• _What the task requires_:
Check each line of the listing, and copy it if it contains the word "Resolve".

(Stored data)
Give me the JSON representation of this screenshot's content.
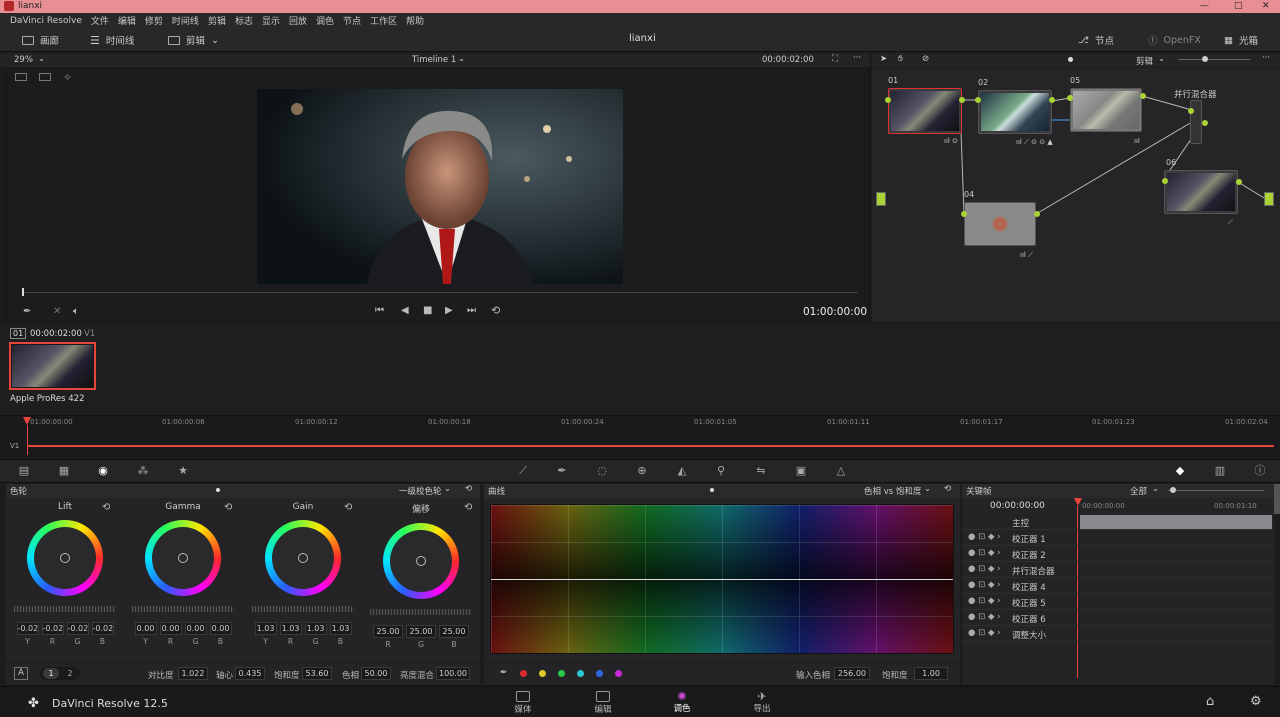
{
  "window": {
    "title": "lianxi",
    "controls": [
      "—",
      "□",
      "✕"
    ]
  },
  "menu": [
    "DaVinci Resolve",
    "文件",
    "编辑",
    "修剪",
    "时间线",
    "剪辑",
    "标志",
    "显示",
    "回放",
    "调色",
    "节点",
    "工作区",
    "帮助"
  ],
  "topbar": {
    "gallery": "画廊",
    "timelines": "时间线",
    "clips": "剪辑",
    "project": "lianxi",
    "nodes": "节点",
    "openfx": "OpenFX",
    "lightbox": "光箱"
  },
  "viewer": {
    "zoom": "29%",
    "timeline_name": "Timeline 1",
    "timecode_top": "00:00:02:00",
    "timecode": "01:00:00:00"
  },
  "nodegraph": {
    "mode": "剪辑",
    "parallel_mixer": "并行混合器",
    "nodes": [
      {
        "id": "01",
        "badges": "ııl ⊙"
      },
      {
        "id": "02",
        "badges": "ııl ⟋ ⊙ ⊙ ▲"
      },
      {
        "id": "05",
        "badges": "ııl"
      },
      {
        "id": "04",
        "badges": "ııl ⟋"
      },
      {
        "id": "06",
        "badges": "⟋"
      }
    ]
  },
  "clip": {
    "index": "01",
    "timecode": "00:00:02:00",
    "track": "V1",
    "codec": "Apple ProRes 422"
  },
  "timeline": {
    "track": "V1",
    "ticks": [
      "01:00:00:00",
      "01:00:00:06",
      "01:00:00:12",
      "01:00:00:18",
      "01:00:00:24",
      "01:00:01:05",
      "01:00:01:11",
      "01:00:01:17",
      "01:00:01:23",
      "01:00:02:04"
    ]
  },
  "wheels": {
    "title": "色轮",
    "mode": "一级校色轮",
    "items": [
      {
        "label": "Lift",
        "values": [
          "-0.02",
          "-0.02",
          "-0.02",
          "-0.02"
        ],
        "channels": [
          "Y",
          "R",
          "G",
          "B"
        ]
      },
      {
        "label": "Gamma",
        "values": [
          "0.00",
          "0.00",
          "0.00",
          "0.00"
        ],
        "channels": [
          "Y",
          "R",
          "G",
          "B"
        ]
      },
      {
        "label": "Gain",
        "values": [
          "1.03",
          "1.03",
          "1.03",
          "1.03"
        ],
        "channels": [
          "Y",
          "R",
          "G",
          "B"
        ]
      },
      {
        "label": "偏移",
        "values": [
          "25.00",
          "25.00",
          "25.00"
        ],
        "channels": [
          "R",
          "G",
          "B"
        ]
      }
    ],
    "footer": {
      "a": "A",
      "p1": "1",
      "p2": "2",
      "contrast_label": "对比度",
      "contrast": "1.022",
      "pivot_label": "轴心",
      "pivot": "0.435",
      "sat_label": "饱和度",
      "sat": "53.60",
      "hue_label": "色相",
      "hue": "50.00",
      "lummix_label": "亮度混合",
      "lummix": "100.00"
    }
  },
  "curves": {
    "title": "曲线",
    "mode": "色相 vs 饱和度",
    "input_hue_label": "输入色相",
    "input_hue": "256.00",
    "sat_label": "饱和度",
    "sat": "1.00",
    "swatches": [
      "#e02a2a",
      "#e0c72a",
      "#2ac74a",
      "#2ac7d6",
      "#2a6ae0",
      "#c72ad6"
    ]
  },
  "keyframes": {
    "title": "关键帧",
    "filter": "全部",
    "timecode": "00:00:00:00",
    "tc_right": "00:00:01:10",
    "tc_left": "00:00:00:00",
    "master": "主控",
    "rows": [
      "校正器 1",
      "校正器 2",
      "并行混合器",
      "校正器 4",
      "校正器 5",
      "校正器 6",
      "调整大小"
    ]
  },
  "pages": {
    "app_name": "DaVinci Resolve 12.5",
    "items": [
      "媒体",
      "编辑",
      "调色",
      "导出"
    ],
    "active": "调色"
  },
  "colors": {
    "accent": "#e8463a",
    "node_green": "#a9d434",
    "page_active": "#cc4fd9"
  }
}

• _Task answer_:
    "DaVinci Resolve",
    "app_name": "DaVinci Resolve 12.5",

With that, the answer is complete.